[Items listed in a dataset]

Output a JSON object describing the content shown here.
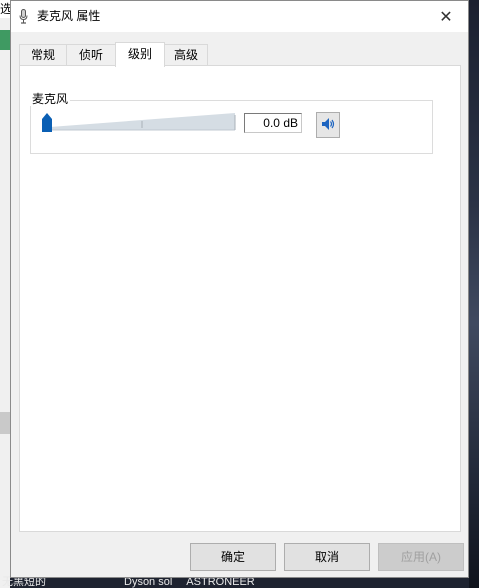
{
  "background": {
    "left_edge_text": "选",
    "taskbar_items": [
      "无黑短的",
      "Dyson sol",
      "ASTRONEER"
    ]
  },
  "dialog": {
    "title": "麦克风 属性",
    "close_glyph": "✕",
    "tabs": [
      {
        "label": "常规",
        "active": false
      },
      {
        "label": "侦听",
        "active": false
      },
      {
        "label": "级别",
        "active": true
      },
      {
        "label": "高级",
        "active": false
      }
    ],
    "levels": {
      "group_label": "麦克风",
      "slider_level_fraction": 0.0,
      "value_text": "0.0 dB",
      "mute_button_icon": "speaker-icon"
    },
    "buttons": {
      "ok": "确定",
      "cancel": "取消",
      "apply": "应用(A)"
    }
  },
  "colors": {
    "slider_thumb": "#0a5fb4",
    "slider_track": "#c9d3dc"
  }
}
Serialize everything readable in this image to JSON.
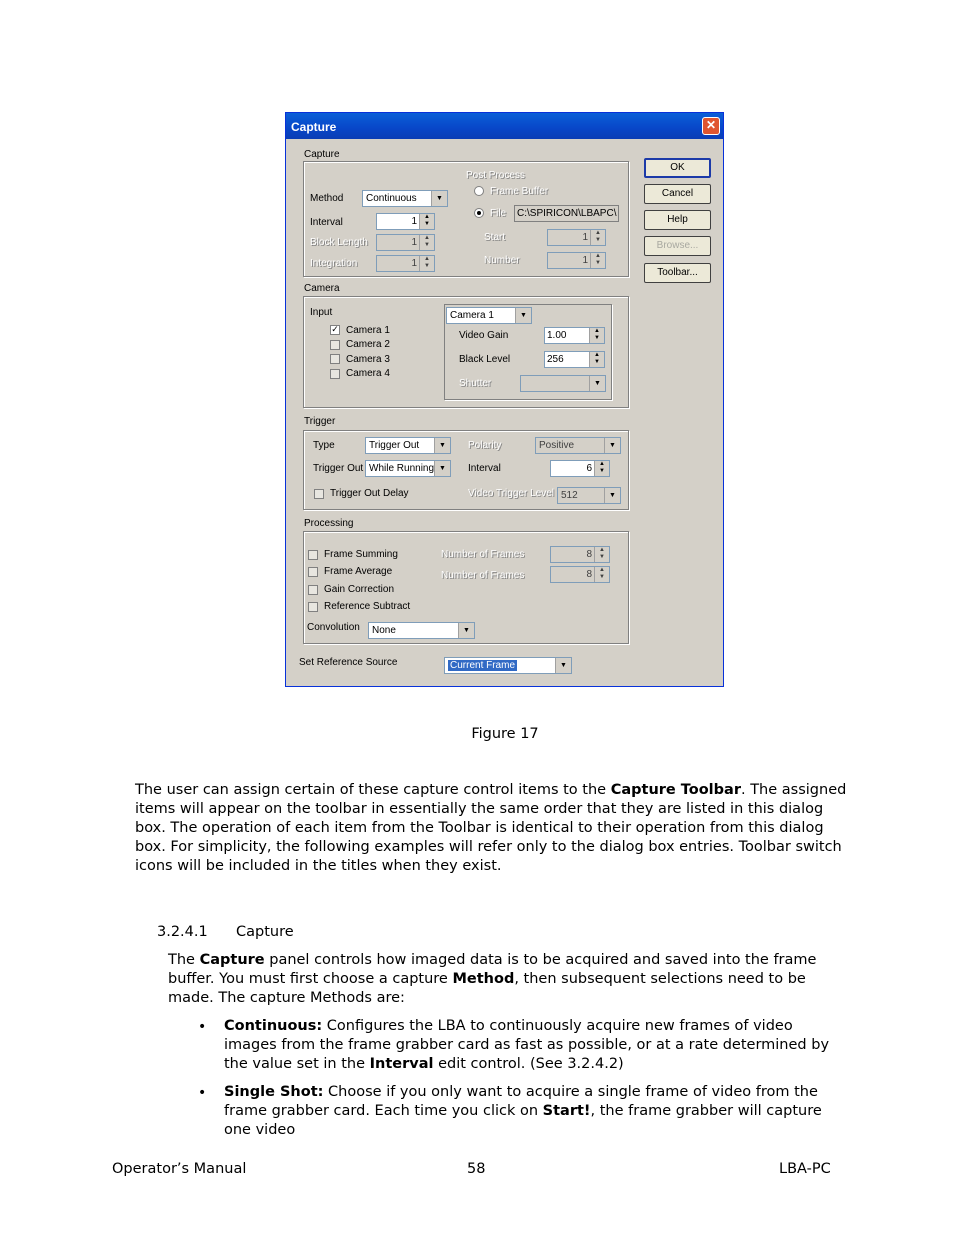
{
  "dialog": {
    "title": "Capture",
    "buttons": {
      "ok": "OK",
      "cancel": "Cancel",
      "help": "Help",
      "browse": "Browse...",
      "toolbar": "Toolbar..."
    },
    "capture": {
      "label": "Capture",
      "method_label": "Method",
      "method_value": "Continuous",
      "interval_label": "Interval",
      "interval_value": "1",
      "block_length_label": "Block Length",
      "block_length_value": "1",
      "integration_label": "Integration",
      "integration_value": "1",
      "post_process_label": "Post Process",
      "frame_buffer_label": "Frame Buffer",
      "file_label": "File",
      "file_value": "C:\\SPIRICON\\LBAPC\\",
      "start_label": "Start",
      "start_value": "1",
      "number_label": "Number",
      "number_value": "1"
    },
    "camera": {
      "label": "Camera",
      "input_label": "Input",
      "cameras": [
        "Camera 1",
        "Camera 2",
        "Camera 3",
        "Camera 4"
      ],
      "camera_select": "Camera 1",
      "video_gain_label": "Video Gain",
      "video_gain_value": "1.00",
      "black_level_label": "Black Level",
      "black_level_value": "256",
      "shutter_label": "Shutter"
    },
    "trigger": {
      "label": "Trigger",
      "type_label": "Type",
      "type_value": "Trigger Out",
      "trigger_out_label": "Trigger Out",
      "trigger_out_value": "While Running",
      "delay_label": "Trigger Out Delay",
      "polarity_label": "Polarity",
      "polarity_value": "Positive",
      "interval_label": "Interval",
      "interval_value": "6",
      "video_trigger_label": "Video Trigger Level",
      "video_trigger_value": "512"
    },
    "processing": {
      "label": "Processing",
      "frame_summing": "Frame Summing",
      "frame_average": "Frame Average",
      "gain_correction": "Gain Correction",
      "reference_subtract": "Reference Subtract",
      "num_frames_label": "Number of Frames",
      "num_frames_1": "8",
      "num_frames_2": "8",
      "convolution_label": "Convolution",
      "convolution_value": "None"
    },
    "ref_source_label": "Set Reference Source",
    "ref_source_value": "Current Frame"
  },
  "document": {
    "caption": "Figure 17",
    "para1": [
      {
        "t": "The user can assign certain of these capture control items to the "
      },
      {
        "t": "Capture Toolbar",
        "b": true
      },
      {
        "t": ".  The assigned items will appear on the toolbar in essentially the same order that they are listed in this dialog box.  The operation of each item from the Toolbar is identical to their operation from this dialog box.  For simplicity, the following examples will refer only to the dialog box entries.  Toolbar switch icons will be included in the titles when they exist."
      }
    ],
    "section_number": "3.2.4.1",
    "section_title": "Capture",
    "para2": [
      {
        "t": "The "
      },
      {
        "t": "Capture",
        "b": true
      },
      {
        "t": " panel controls how imaged data is to be acquired and saved into the frame buffer.  You must first choose a capture "
      },
      {
        "t": "Method",
        "b": true
      },
      {
        "t": ", then subsequent selections need to be made.  The capture Methods are:"
      }
    ],
    "bullet1": [
      {
        "t": "Continuous:",
        "b": true
      },
      {
        "t": "   Configures the LBA to continuously acquire new frames of video images from the frame grabber card as fast as possible, or at a rate determined by the value set in the "
      },
      {
        "t": "Interval",
        "b": true
      },
      {
        "t": " edit control. (See 3.2.4.2)"
      }
    ],
    "bullet2": [
      {
        "t": "Single Shot:",
        "b": true
      },
      {
        "t": "  Choose if you only want to acquire a single frame of video from the frame grabber card.  Each time you click on "
      },
      {
        "t": "Start!",
        "b": true
      },
      {
        "t": ", the frame grabber will capture one video"
      }
    ],
    "footer_left": "Operator’s Manual",
    "footer_center": "58",
    "footer_right": "LBA-PC"
  }
}
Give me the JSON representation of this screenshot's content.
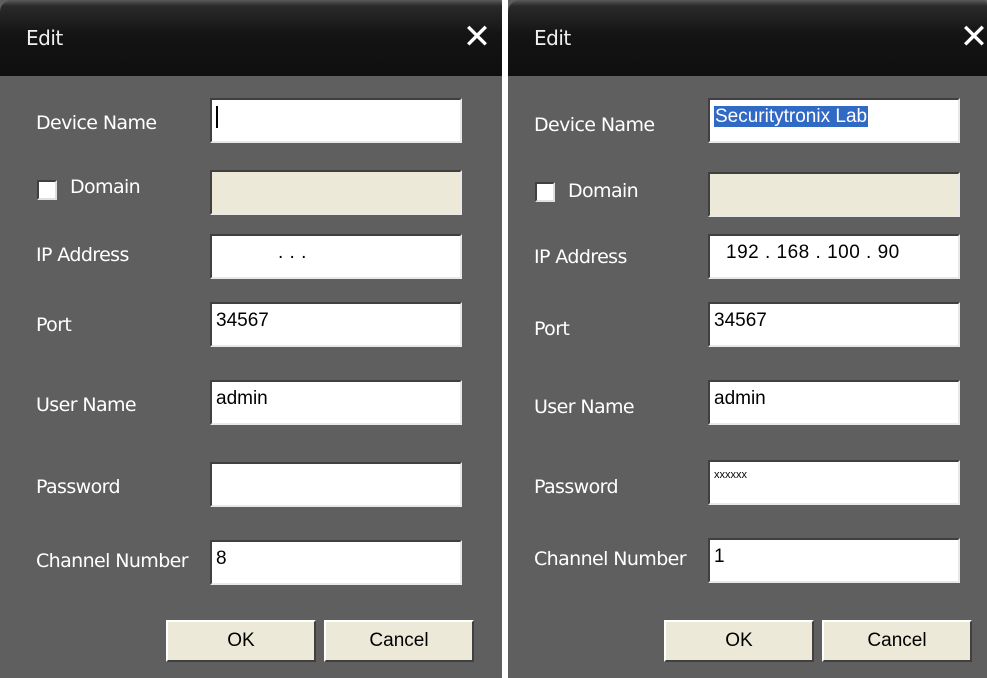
{
  "dialogs": [
    {
      "title": "Edit",
      "close_glyph": "✕",
      "labels": {
        "device_name": "Device Name",
        "domain": "Domain",
        "ip_address": "IP Address",
        "port": "Port",
        "user_name": "User Name",
        "password": "Password",
        "channel_number": "Channel Number"
      },
      "values": {
        "device_name": "",
        "domain": "",
        "domain_checked": false,
        "ip_address": ".       .       .",
        "port": "34567",
        "user_name": "admin",
        "password": "",
        "channel_number": "8"
      },
      "buttons": {
        "ok": "OK",
        "cancel": "Cancel"
      }
    },
    {
      "title": "Edit",
      "close_glyph": "✕",
      "labels": {
        "device_name": "Device Name",
        "domain": "Domain",
        "ip_address": "IP Address",
        "port": "Port",
        "user_name": "User Name",
        "password": "Password",
        "channel_number": "Channel Number"
      },
      "values": {
        "device_name": "Securitytronix Lab",
        "domain": "",
        "domain_checked": false,
        "ip_address": "192 . 168 . 100 .  90",
        "port": "34567",
        "user_name": "admin",
        "password": "xxxxxx",
        "channel_number": "1"
      },
      "buttons": {
        "ok": "OK",
        "cancel": "Cancel"
      }
    }
  ],
  "colors": {
    "dialog_bg": "#5f5f5f",
    "titlebar": "#141414",
    "selection": "#316ac5"
  }
}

→ Short task: Pick out and copy the lines of the entries that hold the string "will".

→ Correct output:
        "t": ".  The assigned items will appear on the toolbar in essentially the same order that they are listed in this dialog box.  The operation of each item from the Toolbar is identical to their operation from this dialog box.  For simplicity, the following examples will refer only to the dialog box entries.  Toolbar switch icons will be included in the titles when they exist."
        "t": ", the frame grabber will capture one video"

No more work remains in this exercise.